**What you have to do:** Count every line that holds the string "dash", then give that number alone.

########

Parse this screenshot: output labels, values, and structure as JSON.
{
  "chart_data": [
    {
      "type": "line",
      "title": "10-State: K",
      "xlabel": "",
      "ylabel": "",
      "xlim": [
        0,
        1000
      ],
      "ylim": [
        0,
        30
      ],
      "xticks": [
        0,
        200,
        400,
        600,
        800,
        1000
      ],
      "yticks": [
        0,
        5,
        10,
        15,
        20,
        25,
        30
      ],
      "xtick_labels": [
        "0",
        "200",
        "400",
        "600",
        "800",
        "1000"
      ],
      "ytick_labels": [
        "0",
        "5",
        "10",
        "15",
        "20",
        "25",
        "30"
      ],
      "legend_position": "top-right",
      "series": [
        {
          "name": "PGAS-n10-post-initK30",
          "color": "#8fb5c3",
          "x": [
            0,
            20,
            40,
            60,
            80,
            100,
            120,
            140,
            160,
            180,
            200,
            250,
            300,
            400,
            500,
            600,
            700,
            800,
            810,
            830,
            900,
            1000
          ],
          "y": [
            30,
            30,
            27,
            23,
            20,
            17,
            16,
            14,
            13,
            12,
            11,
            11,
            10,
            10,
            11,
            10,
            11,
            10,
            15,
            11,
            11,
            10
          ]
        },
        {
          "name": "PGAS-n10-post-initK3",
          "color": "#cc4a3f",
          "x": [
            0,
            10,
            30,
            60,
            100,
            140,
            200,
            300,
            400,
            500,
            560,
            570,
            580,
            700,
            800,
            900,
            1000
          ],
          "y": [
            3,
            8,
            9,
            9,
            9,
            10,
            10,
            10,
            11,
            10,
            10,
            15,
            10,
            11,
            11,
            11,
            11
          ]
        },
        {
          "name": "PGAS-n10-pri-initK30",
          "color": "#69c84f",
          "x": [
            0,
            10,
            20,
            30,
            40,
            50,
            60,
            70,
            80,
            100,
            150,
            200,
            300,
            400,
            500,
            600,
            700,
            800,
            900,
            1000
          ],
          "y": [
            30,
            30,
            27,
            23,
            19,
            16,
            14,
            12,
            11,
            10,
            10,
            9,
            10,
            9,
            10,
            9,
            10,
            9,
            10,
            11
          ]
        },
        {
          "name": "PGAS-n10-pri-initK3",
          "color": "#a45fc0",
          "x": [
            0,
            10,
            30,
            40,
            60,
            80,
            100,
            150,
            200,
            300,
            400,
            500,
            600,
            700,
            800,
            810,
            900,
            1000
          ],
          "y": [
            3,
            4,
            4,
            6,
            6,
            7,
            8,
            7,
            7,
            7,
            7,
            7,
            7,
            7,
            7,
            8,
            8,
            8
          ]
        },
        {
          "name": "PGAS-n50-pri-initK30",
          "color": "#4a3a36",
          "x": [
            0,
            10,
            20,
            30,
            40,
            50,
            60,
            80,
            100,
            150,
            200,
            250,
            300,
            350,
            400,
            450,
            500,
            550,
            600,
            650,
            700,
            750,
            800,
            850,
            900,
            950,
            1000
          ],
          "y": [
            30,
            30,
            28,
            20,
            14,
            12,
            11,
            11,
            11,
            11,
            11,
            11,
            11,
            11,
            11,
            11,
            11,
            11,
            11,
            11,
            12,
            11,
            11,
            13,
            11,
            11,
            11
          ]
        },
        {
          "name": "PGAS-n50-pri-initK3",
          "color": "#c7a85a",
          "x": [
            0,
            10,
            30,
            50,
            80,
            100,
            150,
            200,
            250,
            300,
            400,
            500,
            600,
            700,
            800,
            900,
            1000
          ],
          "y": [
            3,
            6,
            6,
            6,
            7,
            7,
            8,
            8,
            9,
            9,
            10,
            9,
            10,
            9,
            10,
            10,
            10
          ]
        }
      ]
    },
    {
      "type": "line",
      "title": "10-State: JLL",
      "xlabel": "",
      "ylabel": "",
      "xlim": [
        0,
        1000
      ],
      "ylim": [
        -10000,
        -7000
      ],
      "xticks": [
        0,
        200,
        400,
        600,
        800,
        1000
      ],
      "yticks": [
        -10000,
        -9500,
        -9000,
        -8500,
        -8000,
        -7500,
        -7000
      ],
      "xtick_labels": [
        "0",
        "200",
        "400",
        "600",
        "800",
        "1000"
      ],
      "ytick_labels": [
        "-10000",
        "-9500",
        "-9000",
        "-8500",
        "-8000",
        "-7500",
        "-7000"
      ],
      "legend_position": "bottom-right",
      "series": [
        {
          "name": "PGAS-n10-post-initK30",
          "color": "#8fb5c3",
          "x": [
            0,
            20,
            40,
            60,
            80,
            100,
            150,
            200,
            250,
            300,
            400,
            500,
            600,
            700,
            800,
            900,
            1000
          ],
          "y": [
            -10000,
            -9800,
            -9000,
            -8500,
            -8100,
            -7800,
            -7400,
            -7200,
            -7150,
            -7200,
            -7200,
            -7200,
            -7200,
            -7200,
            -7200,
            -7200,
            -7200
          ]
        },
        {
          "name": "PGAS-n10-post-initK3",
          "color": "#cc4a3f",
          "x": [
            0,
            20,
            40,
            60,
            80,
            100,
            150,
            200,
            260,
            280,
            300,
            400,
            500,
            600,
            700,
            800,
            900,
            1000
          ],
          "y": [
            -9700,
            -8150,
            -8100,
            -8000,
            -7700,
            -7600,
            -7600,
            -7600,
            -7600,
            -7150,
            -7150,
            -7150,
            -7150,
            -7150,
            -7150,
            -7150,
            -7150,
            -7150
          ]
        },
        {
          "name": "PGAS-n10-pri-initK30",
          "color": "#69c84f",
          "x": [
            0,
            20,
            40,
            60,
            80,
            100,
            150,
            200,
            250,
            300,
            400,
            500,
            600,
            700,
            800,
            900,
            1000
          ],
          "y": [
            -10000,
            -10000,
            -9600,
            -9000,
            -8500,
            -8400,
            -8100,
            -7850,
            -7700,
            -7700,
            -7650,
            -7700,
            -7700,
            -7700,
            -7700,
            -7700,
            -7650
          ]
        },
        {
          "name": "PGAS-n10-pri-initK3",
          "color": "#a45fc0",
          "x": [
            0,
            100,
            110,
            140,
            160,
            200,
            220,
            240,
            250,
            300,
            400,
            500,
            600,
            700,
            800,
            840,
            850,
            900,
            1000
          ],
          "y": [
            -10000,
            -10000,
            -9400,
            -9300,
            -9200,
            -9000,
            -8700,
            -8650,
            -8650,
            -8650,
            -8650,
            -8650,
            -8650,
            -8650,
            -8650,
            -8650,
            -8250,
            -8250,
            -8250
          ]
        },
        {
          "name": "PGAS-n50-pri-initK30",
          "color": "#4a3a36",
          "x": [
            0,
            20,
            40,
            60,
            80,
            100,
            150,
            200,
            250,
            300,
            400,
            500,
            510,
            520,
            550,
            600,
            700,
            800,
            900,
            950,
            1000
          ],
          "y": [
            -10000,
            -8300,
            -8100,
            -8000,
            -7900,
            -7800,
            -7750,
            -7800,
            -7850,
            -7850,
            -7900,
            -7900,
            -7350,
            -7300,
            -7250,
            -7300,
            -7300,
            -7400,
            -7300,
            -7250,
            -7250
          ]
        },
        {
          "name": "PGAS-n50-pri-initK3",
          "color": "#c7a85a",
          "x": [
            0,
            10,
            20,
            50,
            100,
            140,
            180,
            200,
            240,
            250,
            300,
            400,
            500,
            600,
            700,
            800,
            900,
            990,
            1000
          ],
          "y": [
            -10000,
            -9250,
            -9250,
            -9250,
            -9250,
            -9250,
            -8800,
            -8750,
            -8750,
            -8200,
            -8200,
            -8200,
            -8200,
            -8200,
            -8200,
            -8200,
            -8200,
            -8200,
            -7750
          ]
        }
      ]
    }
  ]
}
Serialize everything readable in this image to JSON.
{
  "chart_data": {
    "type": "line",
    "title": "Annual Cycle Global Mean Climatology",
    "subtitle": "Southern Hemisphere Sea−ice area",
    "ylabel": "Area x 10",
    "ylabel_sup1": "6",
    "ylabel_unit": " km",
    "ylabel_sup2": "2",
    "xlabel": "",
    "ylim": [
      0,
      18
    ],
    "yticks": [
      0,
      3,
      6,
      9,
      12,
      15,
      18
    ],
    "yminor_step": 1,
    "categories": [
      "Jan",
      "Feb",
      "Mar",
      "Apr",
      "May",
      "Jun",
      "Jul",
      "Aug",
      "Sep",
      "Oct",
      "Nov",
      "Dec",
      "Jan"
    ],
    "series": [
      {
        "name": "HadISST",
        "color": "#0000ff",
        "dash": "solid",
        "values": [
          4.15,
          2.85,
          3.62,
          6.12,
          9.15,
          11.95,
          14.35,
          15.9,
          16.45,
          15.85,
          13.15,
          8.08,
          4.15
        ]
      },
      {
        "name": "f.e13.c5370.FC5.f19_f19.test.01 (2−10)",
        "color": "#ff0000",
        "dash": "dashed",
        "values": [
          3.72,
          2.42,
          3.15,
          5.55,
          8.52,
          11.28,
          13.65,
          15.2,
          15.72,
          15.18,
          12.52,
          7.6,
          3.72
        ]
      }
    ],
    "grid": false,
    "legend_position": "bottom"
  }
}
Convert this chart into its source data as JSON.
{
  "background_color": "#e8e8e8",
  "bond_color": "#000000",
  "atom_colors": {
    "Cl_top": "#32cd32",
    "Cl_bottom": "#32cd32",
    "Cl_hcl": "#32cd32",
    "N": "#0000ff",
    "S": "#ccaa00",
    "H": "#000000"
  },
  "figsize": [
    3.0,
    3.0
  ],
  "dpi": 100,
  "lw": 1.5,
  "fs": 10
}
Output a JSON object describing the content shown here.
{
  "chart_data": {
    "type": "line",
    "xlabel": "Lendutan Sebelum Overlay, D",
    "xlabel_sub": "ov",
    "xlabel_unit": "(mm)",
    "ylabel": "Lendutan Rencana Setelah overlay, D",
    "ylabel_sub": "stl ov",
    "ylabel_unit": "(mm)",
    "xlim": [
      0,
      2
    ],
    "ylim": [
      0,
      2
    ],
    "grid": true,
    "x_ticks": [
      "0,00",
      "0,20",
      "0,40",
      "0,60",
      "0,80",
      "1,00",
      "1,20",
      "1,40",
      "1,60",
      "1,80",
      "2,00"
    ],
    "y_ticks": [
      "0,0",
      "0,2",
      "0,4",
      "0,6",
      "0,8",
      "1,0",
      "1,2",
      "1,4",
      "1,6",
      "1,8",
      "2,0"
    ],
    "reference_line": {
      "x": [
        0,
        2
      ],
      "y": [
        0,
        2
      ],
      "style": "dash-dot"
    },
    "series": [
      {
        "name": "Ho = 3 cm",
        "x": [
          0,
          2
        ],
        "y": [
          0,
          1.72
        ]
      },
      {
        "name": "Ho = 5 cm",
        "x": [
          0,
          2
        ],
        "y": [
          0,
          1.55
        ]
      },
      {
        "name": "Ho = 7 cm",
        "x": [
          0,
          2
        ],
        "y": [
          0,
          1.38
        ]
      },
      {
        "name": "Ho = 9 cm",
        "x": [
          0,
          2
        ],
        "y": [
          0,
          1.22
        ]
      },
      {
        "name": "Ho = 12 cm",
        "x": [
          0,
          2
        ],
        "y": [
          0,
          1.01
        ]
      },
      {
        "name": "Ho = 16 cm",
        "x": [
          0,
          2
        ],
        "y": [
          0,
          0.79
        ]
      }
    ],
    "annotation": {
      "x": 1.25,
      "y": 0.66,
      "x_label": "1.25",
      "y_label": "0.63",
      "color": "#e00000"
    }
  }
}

########

**Response to this task:** 3